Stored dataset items
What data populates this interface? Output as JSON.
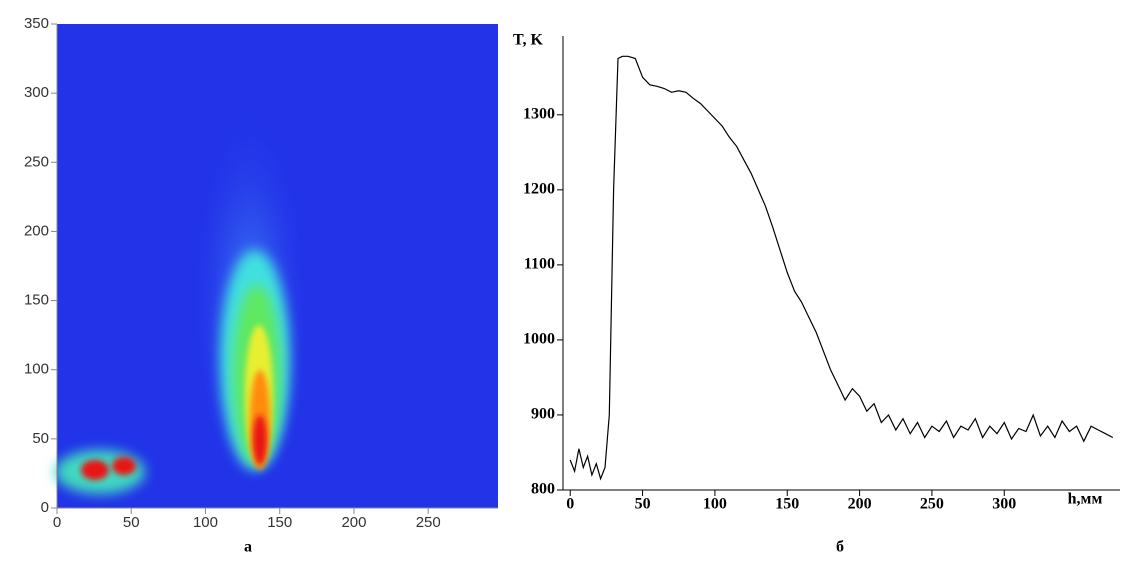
{
  "chart_data": [
    {
      "type": "heatmap",
      "caption": "а",
      "xlim": [
        0,
        297
      ],
      "ylim": [
        0,
        350
      ],
      "xticks": [
        0,
        50,
        100,
        150,
        200,
        250
      ],
      "yticks": [
        0,
        50,
        100,
        150,
        200,
        250,
        300,
        350
      ]
    },
    {
      "type": "line",
      "caption": "б",
      "xlabel": "h,мм",
      "ylabel": "T, K",
      "xlim": [
        -5,
        380
      ],
      "ylim": [
        800,
        1405
      ],
      "xticks": [
        0,
        50,
        100,
        150,
        200,
        250,
        300
      ],
      "yticks": [
        800,
        900,
        1000,
        1100,
        1200,
        1300
      ],
      "x": [
        0,
        3,
        6,
        9,
        12,
        15,
        18,
        21,
        24,
        27,
        30,
        33,
        36,
        40,
        45,
        50,
        55,
        60,
        65,
        70,
        75,
        80,
        85,
        90,
        95,
        100,
        105,
        110,
        115,
        120,
        125,
        130,
        135,
        140,
        145,
        150,
        155,
        160,
        165,
        170,
        175,
        180,
        185,
        190,
        195,
        200,
        205,
        210,
        215,
        220,
        225,
        230,
        235,
        240,
        245,
        250,
        255,
        260,
        265,
        270,
        275,
        280,
        285,
        290,
        295,
        300,
        305,
        310,
        315,
        320,
        325,
        330,
        335,
        340,
        345,
        350,
        355,
        360,
        365,
        370,
        375
      ],
      "series": [
        {
          "color": "#000000",
          "values": [
            840,
            825,
            855,
            830,
            845,
            820,
            835,
            815,
            830,
            900,
            1200,
            1375,
            1378,
            1378,
            1375,
            1350,
            1340,
            1338,
            1335,
            1330,
            1332,
            1330,
            1322,
            1315,
            1305,
            1295,
            1285,
            1270,
            1258,
            1240,
            1222,
            1200,
            1178,
            1150,
            1120,
            1090,
            1065,
            1050,
            1030,
            1010,
            985,
            960,
            940,
            920,
            935,
            925,
            905,
            915,
            890,
            900,
            880,
            895,
            875,
            890,
            870,
            885,
            878,
            892,
            870,
            885,
            880,
            895,
            870,
            885,
            875,
            890,
            868,
            882,
            878,
            900,
            872,
            885,
            870,
            892,
            878,
            885,
            865,
            885,
            880,
            875,
            870
          ]
        }
      ]
    }
  ]
}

Direction
Repeat the full listing above exactly, with no pictures in the copy.

Task answer
What data populates this interface? Output as JSON.
{
  "chart_data": [
    {
      "type": "heatmap",
      "caption": "а",
      "xlim": [
        0,
        297
      ],
      "ylim": [
        0,
        350
      ],
      "xticks": [
        0,
        50,
        100,
        150,
        200,
        250
      ],
      "yticks": [
        0,
        50,
        100,
        150,
        200,
        250,
        300,
        350
      ]
    },
    {
      "type": "line",
      "caption": "б",
      "xlabel": "h,мм",
      "ylabel": "T, K",
      "xlim": [
        -5,
        380
      ],
      "ylim": [
        800,
        1405
      ],
      "xticks": [
        0,
        50,
        100,
        150,
        200,
        250,
        300
      ],
      "yticks": [
        800,
        900,
        1000,
        1100,
        1200,
        1300
      ],
      "x": [
        0,
        3,
        6,
        9,
        12,
        15,
        18,
        21,
        24,
        27,
        30,
        33,
        36,
        40,
        45,
        50,
        55,
        60,
        65,
        70,
        75,
        80,
        85,
        90,
        95,
        100,
        105,
        110,
        115,
        120,
        125,
        130,
        135,
        140,
        145,
        150,
        155,
        160,
        165,
        170,
        175,
        180,
        185,
        190,
        195,
        200,
        205,
        210,
        215,
        220,
        225,
        230,
        235,
        240,
        245,
        250,
        255,
        260,
        265,
        270,
        275,
        280,
        285,
        290,
        295,
        300,
        305,
        310,
        315,
        320,
        325,
        330,
        335,
        340,
        345,
        350,
        355,
        360,
        365,
        370,
        375
      ],
      "series": [
        {
          "color": "#000000",
          "values": [
            840,
            825,
            855,
            830,
            845,
            820,
            835,
            815,
            830,
            900,
            1200,
            1375,
            1378,
            1378,
            1375,
            1350,
            1340,
            1338,
            1335,
            1330,
            1332,
            1330,
            1322,
            1315,
            1305,
            1295,
            1285,
            1270,
            1258,
            1240,
            1222,
            1200,
            1178,
            1150,
            1120,
            1090,
            1065,
            1050,
            1030,
            1010,
            985,
            960,
            940,
            920,
            935,
            925,
            905,
            915,
            890,
            900,
            880,
            895,
            875,
            890,
            870,
            885,
            878,
            892,
            870,
            885,
            880,
            895,
            870,
            885,
            875,
            890,
            868,
            882,
            878,
            900,
            872,
            885,
            870,
            892,
            878,
            885,
            865,
            885,
            880,
            875,
            870
          ]
        }
      ]
    }
  ]
}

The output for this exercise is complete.